**Goal:** All of the data below should be written out exactly.

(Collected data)

━━━━━━━━━━━━━━━━━━━━

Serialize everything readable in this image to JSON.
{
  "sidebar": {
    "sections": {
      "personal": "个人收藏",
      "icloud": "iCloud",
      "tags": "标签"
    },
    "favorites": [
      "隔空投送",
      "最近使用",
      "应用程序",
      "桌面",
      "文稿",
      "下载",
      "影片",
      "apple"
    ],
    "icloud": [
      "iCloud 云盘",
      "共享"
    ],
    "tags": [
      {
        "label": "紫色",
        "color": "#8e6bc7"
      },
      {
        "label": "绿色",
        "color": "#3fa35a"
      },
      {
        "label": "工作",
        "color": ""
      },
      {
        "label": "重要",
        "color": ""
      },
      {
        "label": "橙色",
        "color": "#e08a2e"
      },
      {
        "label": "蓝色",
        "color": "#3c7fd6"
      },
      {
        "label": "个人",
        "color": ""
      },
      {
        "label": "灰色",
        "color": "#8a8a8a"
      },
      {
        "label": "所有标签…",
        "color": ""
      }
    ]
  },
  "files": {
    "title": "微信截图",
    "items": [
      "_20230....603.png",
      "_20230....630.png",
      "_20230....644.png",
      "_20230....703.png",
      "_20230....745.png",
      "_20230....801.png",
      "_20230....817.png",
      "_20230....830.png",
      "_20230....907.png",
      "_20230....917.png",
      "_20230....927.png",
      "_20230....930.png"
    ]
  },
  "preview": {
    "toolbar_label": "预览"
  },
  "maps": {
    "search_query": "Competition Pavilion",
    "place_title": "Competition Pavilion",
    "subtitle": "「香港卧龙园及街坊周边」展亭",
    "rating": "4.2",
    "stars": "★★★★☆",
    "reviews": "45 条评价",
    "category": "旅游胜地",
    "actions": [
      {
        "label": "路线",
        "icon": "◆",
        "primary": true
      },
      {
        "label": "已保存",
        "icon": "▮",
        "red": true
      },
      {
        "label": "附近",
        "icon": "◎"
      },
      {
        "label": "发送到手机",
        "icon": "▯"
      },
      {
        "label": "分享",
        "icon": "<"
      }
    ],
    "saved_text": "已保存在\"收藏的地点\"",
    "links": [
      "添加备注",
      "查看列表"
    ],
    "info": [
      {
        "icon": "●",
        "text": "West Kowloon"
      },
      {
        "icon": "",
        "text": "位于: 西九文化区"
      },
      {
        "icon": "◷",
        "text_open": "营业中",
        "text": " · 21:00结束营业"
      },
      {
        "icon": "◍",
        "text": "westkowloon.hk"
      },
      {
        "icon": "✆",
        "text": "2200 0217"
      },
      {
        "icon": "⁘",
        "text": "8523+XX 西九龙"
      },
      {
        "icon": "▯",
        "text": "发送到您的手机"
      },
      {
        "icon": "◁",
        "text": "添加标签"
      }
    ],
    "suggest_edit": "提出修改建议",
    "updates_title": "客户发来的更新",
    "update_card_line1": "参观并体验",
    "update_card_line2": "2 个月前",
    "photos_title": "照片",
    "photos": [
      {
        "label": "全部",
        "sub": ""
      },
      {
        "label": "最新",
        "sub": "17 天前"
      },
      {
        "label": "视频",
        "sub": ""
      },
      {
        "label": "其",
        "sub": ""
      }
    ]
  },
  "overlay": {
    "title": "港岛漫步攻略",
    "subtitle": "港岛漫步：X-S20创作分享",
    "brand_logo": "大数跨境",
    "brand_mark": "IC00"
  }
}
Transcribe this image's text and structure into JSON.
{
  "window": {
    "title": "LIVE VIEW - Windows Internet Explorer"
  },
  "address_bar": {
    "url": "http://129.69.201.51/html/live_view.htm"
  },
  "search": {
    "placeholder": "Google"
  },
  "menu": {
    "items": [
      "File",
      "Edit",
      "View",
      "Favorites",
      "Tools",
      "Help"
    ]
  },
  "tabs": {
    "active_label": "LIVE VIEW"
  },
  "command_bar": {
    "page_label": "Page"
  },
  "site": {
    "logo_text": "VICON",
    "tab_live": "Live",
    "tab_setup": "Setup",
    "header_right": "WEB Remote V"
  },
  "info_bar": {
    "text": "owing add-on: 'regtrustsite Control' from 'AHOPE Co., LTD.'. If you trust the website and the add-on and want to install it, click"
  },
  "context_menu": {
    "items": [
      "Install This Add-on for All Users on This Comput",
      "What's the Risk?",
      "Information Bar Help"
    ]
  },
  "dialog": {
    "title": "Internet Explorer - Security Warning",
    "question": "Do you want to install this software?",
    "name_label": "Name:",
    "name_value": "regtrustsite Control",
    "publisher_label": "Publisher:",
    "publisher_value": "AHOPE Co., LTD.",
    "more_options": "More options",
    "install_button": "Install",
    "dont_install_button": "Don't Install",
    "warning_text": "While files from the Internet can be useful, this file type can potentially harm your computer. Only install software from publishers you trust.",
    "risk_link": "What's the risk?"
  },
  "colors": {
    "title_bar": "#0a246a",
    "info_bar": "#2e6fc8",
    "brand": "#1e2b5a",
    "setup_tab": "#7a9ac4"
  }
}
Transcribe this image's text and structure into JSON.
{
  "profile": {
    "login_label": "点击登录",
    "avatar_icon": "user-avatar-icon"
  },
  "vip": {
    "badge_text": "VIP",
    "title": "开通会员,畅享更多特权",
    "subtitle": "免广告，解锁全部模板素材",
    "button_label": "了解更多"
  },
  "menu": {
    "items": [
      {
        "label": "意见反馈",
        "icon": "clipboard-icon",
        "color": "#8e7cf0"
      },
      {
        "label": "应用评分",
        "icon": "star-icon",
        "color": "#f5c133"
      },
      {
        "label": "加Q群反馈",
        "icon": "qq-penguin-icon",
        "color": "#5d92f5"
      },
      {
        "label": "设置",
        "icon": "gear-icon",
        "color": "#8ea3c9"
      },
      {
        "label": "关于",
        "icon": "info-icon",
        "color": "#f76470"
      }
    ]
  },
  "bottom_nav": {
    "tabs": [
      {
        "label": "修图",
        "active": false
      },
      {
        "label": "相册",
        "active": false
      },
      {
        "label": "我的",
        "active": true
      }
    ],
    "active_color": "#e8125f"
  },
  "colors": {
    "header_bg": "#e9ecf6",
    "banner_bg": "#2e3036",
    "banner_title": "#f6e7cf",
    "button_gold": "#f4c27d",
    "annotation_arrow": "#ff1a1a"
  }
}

━━━━━━━━━━━━━━━━━━━━

**Solution to this task:**
Serialize everything readable in this image to JSON.
{
  "sidebar": {
    "sections": {
      "personal": "个人收藏",
      "icloud": "iCloud",
      "tags": "标签"
    },
    "favorites": [
      "隔空投送",
      "最近使用",
      "应用程序",
      "桌面",
      "文稿",
      "下载",
      "影片",
      "apple"
    ],
    "icloud": [
      "iCloud 云盘",
      "共享"
    ],
    "tags": [
      {
        "label": "紫色",
        "color": "#8e6bc7"
      },
      {
        "label": "绿色",
        "color": "#3fa35a"
      },
      {
        "label": "工作",
        "color": ""
      },
      {
        "label": "重要",
        "color": ""
      },
      {
        "label": "橙色",
        "color": "#e08a2e"
      },
      {
        "label": "蓝色",
        "color": "#3c7fd6"
      },
      {
        "label": "个人",
        "color": ""
      },
      {
        "label": "灰色",
        "color": "#8a8a8a"
      },
      {
        "label": "所有标签…",
        "color": ""
      }
    ]
  },
  "files": {
    "title": "微信截图",
    "items": [
      "_20230....603.png",
      "_20230....630.png",
      "_20230....644.png",
      "_20230....703.png",
      "_20230....745.png",
      "_20230....801.png",
      "_20230....817.png",
      "_20230....830.png",
      "_20230....907.png",
      "_20230....917.png",
      "_20230....927.png",
      "_20230....930.png"
    ]
  },
  "preview": {
    "toolbar_label": "预览"
  },
  "maps": {
    "search_query": "Competition Pavilion",
    "place_title": "Competition Pavilion",
    "subtitle": "「香港卧龙园及街坊周边」展亭",
    "rating": "4.2",
    "stars": "★★★★☆",
    "reviews": "45 条评价",
    "category": "旅游胜地",
    "actions": [
      {
        "label": "路线",
        "icon": "◆",
        "primary": true
      },
      {
        "label": "已保存",
        "icon": "▮",
        "red": true
      },
      {
        "label": "附近",
        "icon": "◎"
      },
      {
        "label": "发送到手机",
        "icon": "▯"
      },
      {
        "label": "分享",
        "icon": "<"
      }
    ],
    "saved_text": "已保存在\"收藏的地点\"",
    "links": [
      "添加备注",
      "查看列表"
    ],
    "info": [
      {
        "icon": "●",
        "text": "West Kowloon"
      },
      {
        "icon": "",
        "text": "位于: 西九文化区"
      },
      {
        "icon": "◷",
        "text_open": "营业中",
        "text": " · 21:00结束营业"
      },
      {
        "icon": "◍",
        "text": "westkowloon.hk"
      },
      {
        "icon": "✆",
        "text": "2200 0217"
      },
      {
        "icon": "⁘",
        "text": "8523+XX 西九龙"
      },
      {
        "icon": "▯",
        "text": "发送到您的手机"
      },
      {
        "icon": "◁",
        "text": "添加标签"
      }
    ],
    "suggest_edit": "提出修改建议",
    "updates_title": "客户发来的更新",
    "update_card_line1": "参观并体验",
    "update_card_line2": "2 个月前",
    "photos_title": "照片",
    "photos": [
      {
        "label": "全部",
        "sub": ""
      },
      {
        "label": "最新",
        "sub": "17 天前"
      },
      {
        "label": "视频",
        "sub": ""
      },
      {
        "label": "其",
        "sub": ""
      }
    ]
  },
  "overlay": {
    "title": "港岛漫步攻略",
    "subtitle": "港岛漫步：X-S20创作分享",
    "brand_logo": "大数跨境",
    "brand_mark": "IC00"
  }
}
Transcribe this image's text and structure into JSON.
{
  "window": {
    "title": "LIVE VIEW - Windows Internet Explorer"
  },
  "address_bar": {
    "url": "http://129.69.201.51/html/live_view.htm"
  },
  "search": {
    "placeholder": "Google"
  },
  "menu": {
    "items": [
      "File",
      "Edit",
      "View",
      "Favorites",
      "Tools",
      "Help"
    ]
  },
  "tabs": {
    "active_label": "LIVE VIEW"
  },
  "command_bar": {
    "page_label": "Page"
  },
  "site": {
    "logo_text": "VICON",
    "tab_live": "Live",
    "tab_setup": "Setup",
    "header_right": "WEB Remote V"
  },
  "info_bar": {
    "text": "owing add-on: 'regtrustsite Control' from 'AHOPE Co., LTD.'. If you trust the website and the add-on and want to install it, click"
  },
  "context_menu": {
    "items": [
      "Install This Add-on for All Users on This Comput",
      "What's the Risk?",
      "Information Bar Help"
    ]
  },
  "dialog": {
    "title": "Internet Explorer - Security Warning",
    "question": "Do you want to install this software?",
    "name_label": "Name:",
    "name_value": "regtrustsite Control",
    "publisher_label": "Publisher:",
    "publisher_value": "AHOPE Co., LTD.",
    "more_options": "More options",
    "install_button": "Install",
    "dont_install_button": "Don't Install",
    "warning_text": "While files from the Internet can be useful, this file type can potentially harm your computer. Only install software from publishers you trust.",
    "risk_link": "What's the risk?"
  },
  "colors": {
    "title_bar": "#0a246a",
    "info_bar": "#2e6fc8",
    "brand": "#1e2b5a",
    "setup_tab": "#7a9ac4"
  }
}
Transcribe this image's text and structure into JSON.
{
  "profile": {
    "login_label": "点击登录",
    "avatar_icon": "user-avatar-icon"
  },
  "vip": {
    "badge_text": "VIP",
    "title": "开通会员,畅享更多特权",
    "subtitle": "免广告，解锁全部模板素材",
    "button_label": "了解更多"
  },
  "menu": {
    "items": [
      {
        "label": "意见反馈",
        "icon": "clipboard-icon",
        "color": "#8e7cf0"
      },
      {
        "label": "应用评分",
        "icon": "star-icon",
        "color": "#f5c133"
      },
      {
        "label": "加Q群反馈",
        "icon": "qq-penguin-icon",
        "color": "#5d92f5"
      },
      {
        "label": "设置",
        "icon": "gear-icon",
        "color": "#8ea3c9"
      },
      {
        "label": "关于",
        "icon": "info-icon",
        "color": "#f76470"
      }
    ]
  },
  "bottom_nav": {
    "tabs": [
      {
        "label": "修图",
        "active": false
      },
      {
        "label": "相册",
        "active": false
      },
      {
        "label": "我的",
        "active": true
      }
    ],
    "active_color": "#e8125f"
  },
  "colors": {
    "header_bg": "#e9ecf6",
    "banner_bg": "#2e3036",
    "banner_title": "#f6e7cf",
    "button_gold": "#f4c27d",
    "annotation_arrow": "#ff1a1a"
  }
}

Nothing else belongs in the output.